(Figure record listings)

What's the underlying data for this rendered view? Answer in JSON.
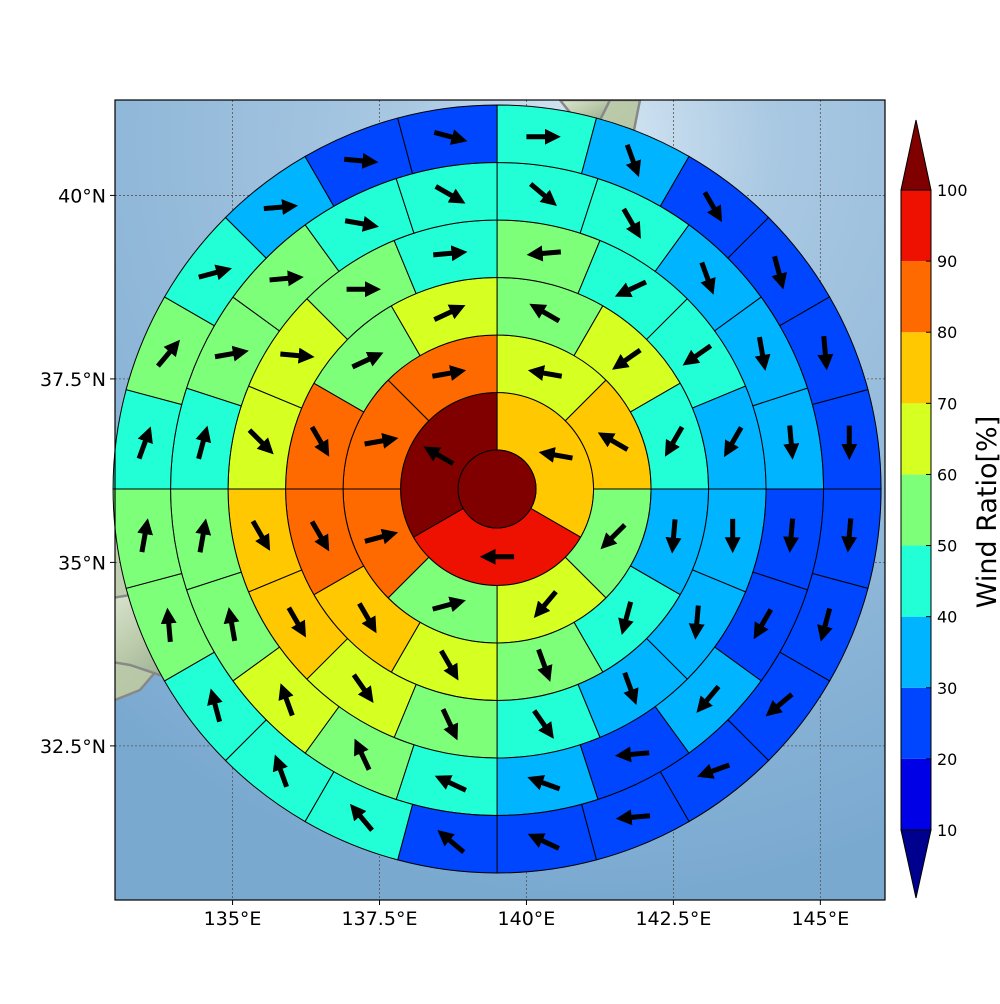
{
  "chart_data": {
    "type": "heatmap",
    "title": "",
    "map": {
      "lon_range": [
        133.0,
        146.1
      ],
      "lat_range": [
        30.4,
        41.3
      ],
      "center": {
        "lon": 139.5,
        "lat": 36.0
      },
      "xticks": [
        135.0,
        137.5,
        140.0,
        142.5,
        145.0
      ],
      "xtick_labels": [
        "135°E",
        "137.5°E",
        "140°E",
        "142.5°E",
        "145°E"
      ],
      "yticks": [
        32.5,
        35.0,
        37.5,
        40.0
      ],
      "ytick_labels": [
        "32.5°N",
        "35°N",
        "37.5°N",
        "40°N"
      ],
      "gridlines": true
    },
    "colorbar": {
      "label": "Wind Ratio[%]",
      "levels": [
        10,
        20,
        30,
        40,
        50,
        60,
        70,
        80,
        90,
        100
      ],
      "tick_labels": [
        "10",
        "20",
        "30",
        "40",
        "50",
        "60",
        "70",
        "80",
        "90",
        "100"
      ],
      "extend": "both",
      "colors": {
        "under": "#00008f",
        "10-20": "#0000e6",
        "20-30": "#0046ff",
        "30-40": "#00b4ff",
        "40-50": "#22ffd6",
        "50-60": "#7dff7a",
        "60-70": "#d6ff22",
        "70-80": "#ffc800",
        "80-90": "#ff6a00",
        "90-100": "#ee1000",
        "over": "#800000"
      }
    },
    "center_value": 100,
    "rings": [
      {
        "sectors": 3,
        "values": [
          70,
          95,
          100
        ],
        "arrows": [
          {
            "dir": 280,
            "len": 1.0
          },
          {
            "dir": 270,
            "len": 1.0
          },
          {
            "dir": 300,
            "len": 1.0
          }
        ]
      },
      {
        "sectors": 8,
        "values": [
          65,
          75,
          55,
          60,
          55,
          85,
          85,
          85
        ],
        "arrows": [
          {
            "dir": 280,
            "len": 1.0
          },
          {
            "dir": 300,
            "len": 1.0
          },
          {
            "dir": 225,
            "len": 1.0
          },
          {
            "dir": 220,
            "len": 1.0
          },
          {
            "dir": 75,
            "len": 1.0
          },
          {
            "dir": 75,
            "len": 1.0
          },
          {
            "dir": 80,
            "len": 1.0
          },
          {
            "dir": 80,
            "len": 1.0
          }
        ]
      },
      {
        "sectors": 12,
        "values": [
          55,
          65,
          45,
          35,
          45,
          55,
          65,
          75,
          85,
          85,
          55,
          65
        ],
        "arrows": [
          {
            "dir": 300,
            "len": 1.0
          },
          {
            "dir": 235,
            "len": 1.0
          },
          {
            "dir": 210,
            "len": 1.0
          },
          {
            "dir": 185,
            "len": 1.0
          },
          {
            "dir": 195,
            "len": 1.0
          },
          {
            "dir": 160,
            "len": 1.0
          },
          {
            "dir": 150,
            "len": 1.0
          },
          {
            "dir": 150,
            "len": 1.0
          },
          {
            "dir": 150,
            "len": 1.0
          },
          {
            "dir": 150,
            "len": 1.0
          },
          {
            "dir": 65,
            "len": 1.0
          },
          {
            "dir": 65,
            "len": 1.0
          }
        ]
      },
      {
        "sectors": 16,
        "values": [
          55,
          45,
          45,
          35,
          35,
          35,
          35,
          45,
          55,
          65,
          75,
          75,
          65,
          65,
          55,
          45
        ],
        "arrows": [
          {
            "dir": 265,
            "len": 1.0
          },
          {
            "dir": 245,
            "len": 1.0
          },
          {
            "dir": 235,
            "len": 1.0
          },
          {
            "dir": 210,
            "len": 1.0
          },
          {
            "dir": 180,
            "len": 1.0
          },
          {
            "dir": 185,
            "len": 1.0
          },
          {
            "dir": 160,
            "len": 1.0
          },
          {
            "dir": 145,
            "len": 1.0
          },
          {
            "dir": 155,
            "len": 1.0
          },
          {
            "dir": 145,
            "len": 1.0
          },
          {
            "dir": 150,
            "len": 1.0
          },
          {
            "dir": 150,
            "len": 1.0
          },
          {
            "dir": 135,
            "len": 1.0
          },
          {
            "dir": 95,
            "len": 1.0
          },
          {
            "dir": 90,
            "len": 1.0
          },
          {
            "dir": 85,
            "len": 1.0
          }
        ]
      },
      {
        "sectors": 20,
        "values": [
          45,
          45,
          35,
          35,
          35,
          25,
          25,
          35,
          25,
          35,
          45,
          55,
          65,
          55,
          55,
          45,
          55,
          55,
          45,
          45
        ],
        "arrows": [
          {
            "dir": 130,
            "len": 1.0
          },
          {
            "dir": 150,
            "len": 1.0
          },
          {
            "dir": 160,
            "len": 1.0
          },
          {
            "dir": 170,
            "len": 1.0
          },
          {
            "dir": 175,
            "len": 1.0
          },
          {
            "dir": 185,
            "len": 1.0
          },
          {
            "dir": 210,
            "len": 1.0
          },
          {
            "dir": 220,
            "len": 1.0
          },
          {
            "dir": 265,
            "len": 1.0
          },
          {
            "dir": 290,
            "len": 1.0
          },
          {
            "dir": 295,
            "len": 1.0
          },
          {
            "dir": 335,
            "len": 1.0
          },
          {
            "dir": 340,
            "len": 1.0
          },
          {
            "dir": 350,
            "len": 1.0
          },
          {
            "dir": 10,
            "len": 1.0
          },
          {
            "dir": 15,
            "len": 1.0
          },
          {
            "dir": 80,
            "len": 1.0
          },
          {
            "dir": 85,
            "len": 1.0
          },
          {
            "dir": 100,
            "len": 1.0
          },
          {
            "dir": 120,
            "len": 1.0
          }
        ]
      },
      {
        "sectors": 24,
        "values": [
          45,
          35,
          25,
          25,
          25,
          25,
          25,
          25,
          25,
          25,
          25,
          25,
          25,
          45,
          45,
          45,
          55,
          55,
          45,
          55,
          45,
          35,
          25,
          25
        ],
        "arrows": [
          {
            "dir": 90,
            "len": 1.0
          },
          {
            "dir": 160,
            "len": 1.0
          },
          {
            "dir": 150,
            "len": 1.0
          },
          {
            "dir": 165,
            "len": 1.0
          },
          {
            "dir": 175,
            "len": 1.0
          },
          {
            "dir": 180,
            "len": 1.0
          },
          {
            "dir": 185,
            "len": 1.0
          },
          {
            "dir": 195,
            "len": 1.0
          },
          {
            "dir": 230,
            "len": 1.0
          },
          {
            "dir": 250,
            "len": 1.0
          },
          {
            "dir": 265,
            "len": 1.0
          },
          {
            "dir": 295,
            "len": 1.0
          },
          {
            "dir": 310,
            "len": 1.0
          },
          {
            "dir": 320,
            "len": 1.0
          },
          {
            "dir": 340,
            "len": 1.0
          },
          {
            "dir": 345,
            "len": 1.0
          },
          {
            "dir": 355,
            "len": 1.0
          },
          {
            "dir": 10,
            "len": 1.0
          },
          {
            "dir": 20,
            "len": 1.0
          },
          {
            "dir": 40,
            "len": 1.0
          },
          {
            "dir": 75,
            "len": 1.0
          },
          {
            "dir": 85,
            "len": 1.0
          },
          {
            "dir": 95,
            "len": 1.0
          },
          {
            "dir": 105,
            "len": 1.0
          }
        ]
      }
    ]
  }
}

§ **The request**
Repeat the records above exactly, leaving out any pictures they contain.

§ **Full solution**
What's the underlying data for this rendered view? Answer in JSON.
{
  "chart_data": {
    "type": "heatmap",
    "title": "",
    "map": {
      "lon_range": [
        133.0,
        146.1
      ],
      "lat_range": [
        30.4,
        41.3
      ],
      "center": {
        "lon": 139.5,
        "lat": 36.0
      },
      "xticks": [
        135.0,
        137.5,
        140.0,
        142.5,
        145.0
      ],
      "xtick_labels": [
        "135°E",
        "137.5°E",
        "140°E",
        "142.5°E",
        "145°E"
      ],
      "yticks": [
        32.5,
        35.0,
        37.5,
        40.0
      ],
      "ytick_labels": [
        "32.5°N",
        "35°N",
        "37.5°N",
        "40°N"
      ],
      "gridlines": true
    },
    "colorbar": {
      "label": "Wind Ratio[%]",
      "levels": [
        10,
        20,
        30,
        40,
        50,
        60,
        70,
        80,
        90,
        100
      ],
      "tick_labels": [
        "10",
        "20",
        "30",
        "40",
        "50",
        "60",
        "70",
        "80",
        "90",
        "100"
      ],
      "extend": "both",
      "colors": {
        "under": "#00008f",
        "10-20": "#0000e6",
        "20-30": "#0046ff",
        "30-40": "#00b4ff",
        "40-50": "#22ffd6",
        "50-60": "#7dff7a",
        "60-70": "#d6ff22",
        "70-80": "#ffc800",
        "80-90": "#ff6a00",
        "90-100": "#ee1000",
        "over": "#800000"
      }
    },
    "center_value": 100,
    "rings": [
      {
        "sectors": 3,
        "values": [
          70,
          95,
          100
        ],
        "arrows": [
          {
            "dir": 280,
            "len": 1.0
          },
          {
            "dir": 270,
            "len": 1.0
          },
          {
            "dir": 300,
            "len": 1.0
          }
        ]
      },
      {
        "sectors": 8,
        "values": [
          65,
          75,
          55,
          60,
          55,
          85,
          85,
          85
        ],
        "arrows": [
          {
            "dir": 280,
            "len": 1.0
          },
          {
            "dir": 300,
            "len": 1.0
          },
          {
            "dir": 225,
            "len": 1.0
          },
          {
            "dir": 220,
            "len": 1.0
          },
          {
            "dir": 75,
            "len": 1.0
          },
          {
            "dir": 75,
            "len": 1.0
          },
          {
            "dir": 80,
            "len": 1.0
          },
          {
            "dir": 80,
            "len": 1.0
          }
        ]
      },
      {
        "sectors": 12,
        "values": [
          55,
          65,
          45,
          35,
          45,
          55,
          65,
          75,
          85,
          85,
          55,
          65
        ],
        "arrows": [
          {
            "dir": 300,
            "len": 1.0
          },
          {
            "dir": 235,
            "len": 1.0
          },
          {
            "dir": 210,
            "len": 1.0
          },
          {
            "dir": 185,
            "len": 1.0
          },
          {
            "dir": 195,
            "len": 1.0
          },
          {
            "dir": 160,
            "len": 1.0
          },
          {
            "dir": 150,
            "len": 1.0
          },
          {
            "dir": 150,
            "len": 1.0
          },
          {
            "dir": 150,
            "len": 1.0
          },
          {
            "dir": 150,
            "len": 1.0
          },
          {
            "dir": 65,
            "len": 1.0
          },
          {
            "dir": 65,
            "len": 1.0
          }
        ]
      },
      {
        "sectors": 16,
        "values": [
          55,
          45,
          45,
          35,
          35,
          35,
          35,
          45,
          55,
          65,
          75,
          75,
          65,
          65,
          55,
          45
        ],
        "arrows": [
          {
            "dir": 265,
            "len": 1.0
          },
          {
            "dir": 245,
            "len": 1.0
          },
          {
            "dir": 235,
            "len": 1.0
          },
          {
            "dir": 210,
            "len": 1.0
          },
          {
            "dir": 180,
            "len": 1.0
          },
          {
            "dir": 185,
            "len": 1.0
          },
          {
            "dir": 160,
            "len": 1.0
          },
          {
            "dir": 145,
            "len": 1.0
          },
          {
            "dir": 155,
            "len": 1.0
          },
          {
            "dir": 145,
            "len": 1.0
          },
          {
            "dir": 150,
            "len": 1.0
          },
          {
            "dir": 150,
            "len": 1.0
          },
          {
            "dir": 135,
            "len": 1.0
          },
          {
            "dir": 95,
            "len": 1.0
          },
          {
            "dir": 90,
            "len": 1.0
          },
          {
            "dir": 85,
            "len": 1.0
          }
        ]
      },
      {
        "sectors": 20,
        "values": [
          45,
          45,
          35,
          35,
          35,
          25,
          25,
          35,
          25,
          35,
          45,
          55,
          65,
          55,
          55,
          45,
          55,
          55,
          45,
          45
        ],
        "arrows": [
          {
            "dir": 130,
            "len": 1.0
          },
          {
            "dir": 150,
            "len": 1.0
          },
          {
            "dir": 160,
            "len": 1.0
          },
          {
            "dir": 170,
            "len": 1.0
          },
          {
            "dir": 175,
            "len": 1.0
          },
          {
            "dir": 185,
            "len": 1.0
          },
          {
            "dir": 210,
            "len": 1.0
          },
          {
            "dir": 220,
            "len": 1.0
          },
          {
            "dir": 265,
            "len": 1.0
          },
          {
            "dir": 290,
            "len": 1.0
          },
          {
            "dir": 295,
            "len": 1.0
          },
          {
            "dir": 335,
            "len": 1.0
          },
          {
            "dir": 340,
            "len": 1.0
          },
          {
            "dir": 350,
            "len": 1.0
          },
          {
            "dir": 10,
            "len": 1.0
          },
          {
            "dir": 15,
            "len": 1.0
          },
          {
            "dir": 80,
            "len": 1.0
          },
          {
            "dir": 85,
            "len": 1.0
          },
          {
            "dir": 100,
            "len": 1.0
          },
          {
            "dir": 120,
            "len": 1.0
          }
        ]
      },
      {
        "sectors": 24,
        "values": [
          45,
          35,
          25,
          25,
          25,
          25,
          25,
          25,
          25,
          25,
          25,
          25,
          25,
          45,
          45,
          45,
          55,
          55,
          45,
          55,
          45,
          35,
          25,
          25
        ],
        "arrows": [
          {
            "dir": 90,
            "len": 1.0
          },
          {
            "dir": 160,
            "len": 1.0
          },
          {
            "dir": 150,
            "len": 1.0
          },
          {
            "dir": 165,
            "len": 1.0
          },
          {
            "dir": 175,
            "len": 1.0
          },
          {
            "dir": 180,
            "len": 1.0
          },
          {
            "dir": 185,
            "len": 1.0
          },
          {
            "dir": 195,
            "len": 1.0
          },
          {
            "dir": 230,
            "len": 1.0
          },
          {
            "dir": 250,
            "len": 1.0
          },
          {
            "dir": 265,
            "len": 1.0
          },
          {
            "dir": 295,
            "len": 1.0
          },
          {
            "dir": 310,
            "len": 1.0
          },
          {
            "dir": 320,
            "len": 1.0
          },
          {
            "dir": 340,
            "len": 1.0
          },
          {
            "dir": 345,
            "len": 1.0
          },
          {
            "dir": 355,
            "len": 1.0
          },
          {
            "dir": 10,
            "len": 1.0
          },
          {
            "dir": 20,
            "len": 1.0
          },
          {
            "dir": 40,
            "len": 1.0
          },
          {
            "dir": 75,
            "len": 1.0
          },
          {
            "dir": 85,
            "len": 1.0
          },
          {
            "dir": 95,
            "len": 1.0
          },
          {
            "dir": 105,
            "len": 1.0
          }
        ]
      }
    ]
  }
}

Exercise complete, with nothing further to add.